[PROBLEM DETAILS]:
Locate the lines where "imtahana" occurs and copy them as they stand.

[EXTRACTED RECORDS]:
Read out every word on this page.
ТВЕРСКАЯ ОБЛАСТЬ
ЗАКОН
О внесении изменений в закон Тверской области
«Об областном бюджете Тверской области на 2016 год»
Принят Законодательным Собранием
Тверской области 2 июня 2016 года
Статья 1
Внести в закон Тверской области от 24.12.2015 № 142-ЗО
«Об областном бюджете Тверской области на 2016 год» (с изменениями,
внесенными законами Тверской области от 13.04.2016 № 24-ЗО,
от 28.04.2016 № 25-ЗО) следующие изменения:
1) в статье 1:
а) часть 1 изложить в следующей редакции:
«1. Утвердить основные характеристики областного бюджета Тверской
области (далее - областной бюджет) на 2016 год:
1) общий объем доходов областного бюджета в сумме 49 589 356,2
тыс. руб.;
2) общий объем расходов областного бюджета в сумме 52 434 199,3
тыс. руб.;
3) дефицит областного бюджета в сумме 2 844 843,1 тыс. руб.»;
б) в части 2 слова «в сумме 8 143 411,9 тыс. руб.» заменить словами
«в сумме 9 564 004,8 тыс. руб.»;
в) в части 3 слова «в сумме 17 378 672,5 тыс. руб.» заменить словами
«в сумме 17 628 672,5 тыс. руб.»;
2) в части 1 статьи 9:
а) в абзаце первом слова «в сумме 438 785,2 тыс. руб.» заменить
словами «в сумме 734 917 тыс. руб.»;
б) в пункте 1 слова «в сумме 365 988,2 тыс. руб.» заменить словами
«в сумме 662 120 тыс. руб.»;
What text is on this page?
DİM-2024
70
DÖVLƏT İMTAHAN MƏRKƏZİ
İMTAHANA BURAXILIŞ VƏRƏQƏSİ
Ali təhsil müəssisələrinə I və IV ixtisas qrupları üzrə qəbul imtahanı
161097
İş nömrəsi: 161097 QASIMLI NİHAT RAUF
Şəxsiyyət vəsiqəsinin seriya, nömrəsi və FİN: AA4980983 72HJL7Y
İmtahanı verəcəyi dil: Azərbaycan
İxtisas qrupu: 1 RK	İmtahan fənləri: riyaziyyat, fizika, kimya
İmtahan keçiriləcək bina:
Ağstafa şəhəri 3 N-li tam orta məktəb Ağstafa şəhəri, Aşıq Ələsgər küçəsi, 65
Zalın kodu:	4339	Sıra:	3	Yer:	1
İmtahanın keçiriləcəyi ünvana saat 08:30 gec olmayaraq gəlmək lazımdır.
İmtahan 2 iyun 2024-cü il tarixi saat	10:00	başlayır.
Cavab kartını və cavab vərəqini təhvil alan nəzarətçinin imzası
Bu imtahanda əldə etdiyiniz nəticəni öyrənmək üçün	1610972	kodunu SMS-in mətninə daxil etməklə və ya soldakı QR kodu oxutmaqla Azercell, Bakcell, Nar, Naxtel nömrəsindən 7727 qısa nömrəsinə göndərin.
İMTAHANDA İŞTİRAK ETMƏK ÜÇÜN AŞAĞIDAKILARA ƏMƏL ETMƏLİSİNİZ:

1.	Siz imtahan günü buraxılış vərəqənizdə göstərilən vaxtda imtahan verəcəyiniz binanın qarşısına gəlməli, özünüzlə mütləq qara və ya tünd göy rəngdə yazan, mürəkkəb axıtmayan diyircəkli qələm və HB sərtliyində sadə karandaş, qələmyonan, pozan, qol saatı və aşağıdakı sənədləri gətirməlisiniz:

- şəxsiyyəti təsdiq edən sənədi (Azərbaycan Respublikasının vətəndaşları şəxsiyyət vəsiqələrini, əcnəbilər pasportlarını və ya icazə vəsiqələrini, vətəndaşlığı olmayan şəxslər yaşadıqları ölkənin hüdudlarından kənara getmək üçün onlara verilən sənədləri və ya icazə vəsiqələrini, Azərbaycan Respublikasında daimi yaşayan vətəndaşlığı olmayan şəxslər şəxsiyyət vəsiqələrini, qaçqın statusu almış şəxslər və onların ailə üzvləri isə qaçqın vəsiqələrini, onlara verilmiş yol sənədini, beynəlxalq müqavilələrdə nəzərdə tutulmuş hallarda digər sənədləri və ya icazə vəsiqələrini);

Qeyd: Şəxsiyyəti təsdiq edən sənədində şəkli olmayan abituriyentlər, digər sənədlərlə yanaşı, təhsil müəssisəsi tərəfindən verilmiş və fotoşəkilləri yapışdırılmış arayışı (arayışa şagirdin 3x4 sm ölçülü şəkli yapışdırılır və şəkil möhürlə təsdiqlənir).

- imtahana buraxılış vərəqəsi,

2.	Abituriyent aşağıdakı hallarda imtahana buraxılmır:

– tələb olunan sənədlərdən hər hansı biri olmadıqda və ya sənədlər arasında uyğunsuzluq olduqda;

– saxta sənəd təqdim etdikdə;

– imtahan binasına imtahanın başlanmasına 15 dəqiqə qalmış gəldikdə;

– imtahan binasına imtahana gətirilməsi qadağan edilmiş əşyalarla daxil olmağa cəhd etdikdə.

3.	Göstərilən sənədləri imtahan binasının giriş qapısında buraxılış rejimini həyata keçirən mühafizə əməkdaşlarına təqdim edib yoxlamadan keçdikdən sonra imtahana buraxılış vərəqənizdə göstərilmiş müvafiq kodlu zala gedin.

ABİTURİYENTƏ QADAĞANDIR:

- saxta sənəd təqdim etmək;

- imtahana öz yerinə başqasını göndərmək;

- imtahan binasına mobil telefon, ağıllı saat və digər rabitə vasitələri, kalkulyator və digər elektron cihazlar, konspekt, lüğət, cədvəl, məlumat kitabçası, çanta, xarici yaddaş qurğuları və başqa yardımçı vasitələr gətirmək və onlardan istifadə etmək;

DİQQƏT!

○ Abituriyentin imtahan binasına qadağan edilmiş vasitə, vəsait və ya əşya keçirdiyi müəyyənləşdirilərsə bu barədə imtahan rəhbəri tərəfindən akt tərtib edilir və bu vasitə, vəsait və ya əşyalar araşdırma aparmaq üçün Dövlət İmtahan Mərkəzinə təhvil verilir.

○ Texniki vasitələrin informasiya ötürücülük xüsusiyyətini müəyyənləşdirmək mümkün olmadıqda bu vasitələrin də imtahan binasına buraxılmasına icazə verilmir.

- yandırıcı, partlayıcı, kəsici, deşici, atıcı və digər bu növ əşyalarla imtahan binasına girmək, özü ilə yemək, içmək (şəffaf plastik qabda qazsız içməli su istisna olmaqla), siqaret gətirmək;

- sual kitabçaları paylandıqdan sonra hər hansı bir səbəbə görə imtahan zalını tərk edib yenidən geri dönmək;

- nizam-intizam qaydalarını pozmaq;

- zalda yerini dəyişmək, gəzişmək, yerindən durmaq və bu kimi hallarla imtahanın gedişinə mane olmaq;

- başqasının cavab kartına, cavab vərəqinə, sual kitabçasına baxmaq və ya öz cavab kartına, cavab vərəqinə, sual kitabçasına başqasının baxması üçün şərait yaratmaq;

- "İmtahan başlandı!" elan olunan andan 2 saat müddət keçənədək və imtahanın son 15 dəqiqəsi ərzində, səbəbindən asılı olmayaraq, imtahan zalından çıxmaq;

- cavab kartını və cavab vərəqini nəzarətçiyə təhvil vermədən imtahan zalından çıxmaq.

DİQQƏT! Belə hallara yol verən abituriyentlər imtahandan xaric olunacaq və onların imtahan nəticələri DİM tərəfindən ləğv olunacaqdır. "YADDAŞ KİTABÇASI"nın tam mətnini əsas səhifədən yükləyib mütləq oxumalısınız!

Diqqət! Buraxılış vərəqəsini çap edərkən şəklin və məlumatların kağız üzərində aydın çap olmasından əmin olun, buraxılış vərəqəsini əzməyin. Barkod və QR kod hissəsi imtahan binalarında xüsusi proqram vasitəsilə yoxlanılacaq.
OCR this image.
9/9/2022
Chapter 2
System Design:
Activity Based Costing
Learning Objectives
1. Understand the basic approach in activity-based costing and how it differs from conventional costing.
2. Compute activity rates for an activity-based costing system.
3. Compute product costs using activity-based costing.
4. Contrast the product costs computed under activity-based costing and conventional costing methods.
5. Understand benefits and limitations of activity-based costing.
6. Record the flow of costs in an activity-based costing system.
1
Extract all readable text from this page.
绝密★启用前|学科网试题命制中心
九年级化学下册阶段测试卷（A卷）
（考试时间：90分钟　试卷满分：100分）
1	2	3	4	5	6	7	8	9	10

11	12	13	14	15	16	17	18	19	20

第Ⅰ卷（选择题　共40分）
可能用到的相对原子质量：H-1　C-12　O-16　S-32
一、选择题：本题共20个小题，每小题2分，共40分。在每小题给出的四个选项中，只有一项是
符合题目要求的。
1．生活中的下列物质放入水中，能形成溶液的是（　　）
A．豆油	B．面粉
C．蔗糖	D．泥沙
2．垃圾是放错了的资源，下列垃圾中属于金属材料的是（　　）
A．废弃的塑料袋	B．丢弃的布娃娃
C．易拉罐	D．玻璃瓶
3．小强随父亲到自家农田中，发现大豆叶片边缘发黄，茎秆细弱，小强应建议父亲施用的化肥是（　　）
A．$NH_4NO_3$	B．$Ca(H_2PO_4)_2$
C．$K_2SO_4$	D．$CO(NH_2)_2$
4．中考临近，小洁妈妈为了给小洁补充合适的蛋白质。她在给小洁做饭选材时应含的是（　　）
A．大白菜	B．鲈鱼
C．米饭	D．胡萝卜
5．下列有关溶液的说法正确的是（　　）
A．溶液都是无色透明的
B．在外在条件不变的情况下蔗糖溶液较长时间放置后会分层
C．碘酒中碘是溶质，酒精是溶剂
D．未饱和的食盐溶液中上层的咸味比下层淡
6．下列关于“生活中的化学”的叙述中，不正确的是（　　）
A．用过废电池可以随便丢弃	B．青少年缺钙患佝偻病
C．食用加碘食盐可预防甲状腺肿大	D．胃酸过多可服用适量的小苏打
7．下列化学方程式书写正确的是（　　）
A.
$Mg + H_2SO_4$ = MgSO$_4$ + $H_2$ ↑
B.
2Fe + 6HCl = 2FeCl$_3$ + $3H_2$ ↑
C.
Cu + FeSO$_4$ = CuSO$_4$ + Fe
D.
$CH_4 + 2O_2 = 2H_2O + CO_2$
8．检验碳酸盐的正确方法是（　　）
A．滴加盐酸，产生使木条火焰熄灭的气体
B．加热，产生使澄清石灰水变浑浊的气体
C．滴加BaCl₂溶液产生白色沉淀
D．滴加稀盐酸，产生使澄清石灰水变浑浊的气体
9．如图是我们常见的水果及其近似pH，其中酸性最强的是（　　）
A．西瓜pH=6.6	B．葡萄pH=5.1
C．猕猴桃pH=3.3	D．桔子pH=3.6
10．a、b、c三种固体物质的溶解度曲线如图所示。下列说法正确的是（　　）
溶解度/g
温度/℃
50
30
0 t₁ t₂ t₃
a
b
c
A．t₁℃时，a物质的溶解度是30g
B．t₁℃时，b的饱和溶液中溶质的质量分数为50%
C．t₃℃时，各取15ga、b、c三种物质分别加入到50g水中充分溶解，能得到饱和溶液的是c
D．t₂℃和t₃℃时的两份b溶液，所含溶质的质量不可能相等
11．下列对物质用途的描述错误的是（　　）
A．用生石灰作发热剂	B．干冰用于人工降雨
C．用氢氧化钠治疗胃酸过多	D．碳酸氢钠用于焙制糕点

[RESPONSE BELOW]:
- imtahana buraxılış vərəqəsi,
2.	Abituriyent aşağıdakı hallarda imtahana buraxılmır:
– imtahan binasına imtahana gətirilməsi qadağan edilmiş əşyalarla daxil olmağa cəhd etdikdə.
3.	Göstərilən sənədləri imtahan binasının giriş qapısında buraxılış rejimini həyata keçirən mühafizə əməkdaşlarına təqdim edib yoxlamadan keçdikdən sonra imtahana buraxılış vərəqənizdə göstərilmiş müvafiq kodlu zala gedin.
- imtahana öz yerinə başqasını göndərmək;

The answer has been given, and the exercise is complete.